[Dataset listings of figures]
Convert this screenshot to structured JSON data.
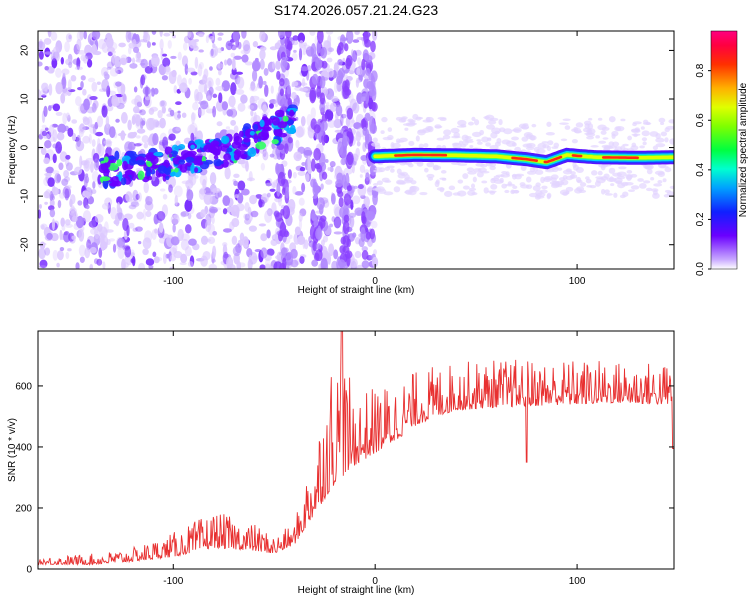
{
  "chart_data": [
    {
      "type": "heatmap",
      "title": "S174.2026.057.21.24.G23",
      "xlabel": "Height of straight line (km)",
      "ylabel": "Frequency (Hz)",
      "xlim": [
        -167,
        148
      ],
      "ylim": [
        -25,
        24
      ],
      "xticks": [
        -100,
        0,
        100
      ],
      "yticks": [
        20,
        10,
        0,
        -10,
        -20
      ],
      "colorbar": {
        "label": "Normalized spectral amplitude",
        "range": [
          0,
          0.96
        ],
        "ticks": [
          0.0,
          0.2,
          0.4,
          0.6,
          0.8
        ],
        "colors": [
          "#c8a8ff",
          "#6a00ff",
          "#1020ff",
          "#00c0ff",
          "#00ffa0",
          "#30ff00",
          "#d0ff00",
          "#ffa000",
          "#ff2000",
          "#ff0080"
        ]
      },
      "ridge": {
        "description_x_km": [
          0,
          20,
          40,
          60,
          75,
          85,
          95,
          100,
          110,
          130,
          148
        ],
        "frequency_hz": [
          -1.8,
          -1.5,
          -1.6,
          -1.8,
          -2.4,
          -3.0,
          -1.5,
          -1.7,
          -2.0,
          -2.1,
          -2.0
        ],
        "peak_amplitude": [
          0.7,
          0.9,
          0.85,
          0.8,
          0.85,
          0.85,
          0.8,
          0.85,
          0.9,
          0.8,
          0.7
        ]
      },
      "scatter_band": {
        "x_km": [
          -135,
          -120,
          -105,
          -90,
          -80,
          -70,
          -60,
          -50,
          -40
        ],
        "frequency_hz": [
          -5,
          -4,
          -3.5,
          -2,
          -1,
          0,
          2,
          4,
          6
        ]
      }
    },
    {
      "type": "line",
      "xlabel": "Height of straight line (km)",
      "ylabel": "SNR (10 * v/v)",
      "xlim": [
        -167,
        148
      ],
      "ylim": [
        0,
        780
      ],
      "xticks": [
        -100,
        0,
        100
      ],
      "yticks": [
        0,
        200,
        400,
        600
      ],
      "series": [
        {
          "name": "SNR",
          "color": "#e83030",
          "envelope_x_km": [
            -167,
            -140,
            -120,
            -100,
            -80,
            -60,
            -50,
            -40,
            -30,
            -20,
            -10,
            0,
            10,
            20,
            30,
            40,
            60,
            80,
            100,
            120,
            140,
            148
          ],
          "baseline": [
            15,
            15,
            25,
            40,
            70,
            60,
            50,
            80,
            180,
            280,
            340,
            380,
            420,
            470,
            500,
            520,
            530,
            535,
            540,
            545,
            540,
            540
          ],
          "peak": [
            40,
            50,
            70,
            120,
            190,
            150,
            110,
            150,
            420,
            760,
            580,
            600,
            620,
            650,
            670,
            680,
            690,
            690,
            690,
            685,
            680,
            680
          ]
        }
      ]
    }
  ]
}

**Job**
Word for word, quote the full listing, omitting every picture.

**Output of the exercise**
Convert this screenshot to structured JSON data.
{
  "chart_data": [
    {
      "type": "heatmap",
      "title": "S174.2026.057.21.24.G23",
      "xlabel": "Height of straight line (km)",
      "ylabel": "Frequency (Hz)",
      "xlim": [
        -167,
        148
      ],
      "ylim": [
        -25,
        24
      ],
      "xticks": [
        -100,
        0,
        100
      ],
      "yticks": [
        20,
        10,
        0,
        -10,
        -20
      ],
      "colorbar": {
        "label": "Normalized spectral amplitude",
        "range": [
          0,
          0.96
        ],
        "ticks": [
          0.0,
          0.2,
          0.4,
          0.6,
          0.8
        ],
        "colors": [
          "#c8a8ff",
          "#6a00ff",
          "#1020ff",
          "#00c0ff",
          "#00ffa0",
          "#30ff00",
          "#d0ff00",
          "#ffa000",
          "#ff2000",
          "#ff0080"
        ]
      },
      "ridge": {
        "description_x_km": [
          0,
          20,
          40,
          60,
          75,
          85,
          95,
          100,
          110,
          130,
          148
        ],
        "frequency_hz": [
          -1.8,
          -1.5,
          -1.6,
          -1.8,
          -2.4,
          -3.0,
          -1.5,
          -1.7,
          -2.0,
          -2.1,
          -2.0
        ],
        "peak_amplitude": [
          0.7,
          0.9,
          0.85,
          0.8,
          0.85,
          0.85,
          0.8,
          0.85,
          0.9,
          0.8,
          0.7
        ]
      },
      "scatter_band": {
        "x_km": [
          -135,
          -120,
          -105,
          -90,
          -80,
          -70,
          -60,
          -50,
          -40
        ],
        "frequency_hz": [
          -5,
          -4,
          -3.5,
          -2,
          -1,
          0,
          2,
          4,
          6
        ]
      }
    },
    {
      "type": "line",
      "xlabel": "Height of straight line (km)",
      "ylabel": "SNR (10 * v/v)",
      "xlim": [
        -167,
        148
      ],
      "ylim": [
        0,
        780
      ],
      "xticks": [
        -100,
        0,
        100
      ],
      "yticks": [
        0,
        200,
        400,
        600
      ],
      "series": [
        {
          "name": "SNR",
          "color": "#e83030",
          "envelope_x_km": [
            -167,
            -140,
            -120,
            -100,
            -80,
            -60,
            -50,
            -40,
            -30,
            -20,
            -10,
            0,
            10,
            20,
            30,
            40,
            60,
            80,
            100,
            120,
            140,
            148
          ],
          "baseline": [
            15,
            15,
            25,
            40,
            70,
            60,
            50,
            80,
            180,
            280,
            340,
            380,
            420,
            470,
            500,
            520,
            530,
            535,
            540,
            545,
            540,
            540
          ],
          "peak": [
            40,
            50,
            70,
            120,
            190,
            150,
            110,
            150,
            420,
            760,
            580,
            600,
            620,
            650,
            670,
            680,
            690,
            690,
            690,
            685,
            680,
            680
          ]
        }
      ]
    }
  ]
}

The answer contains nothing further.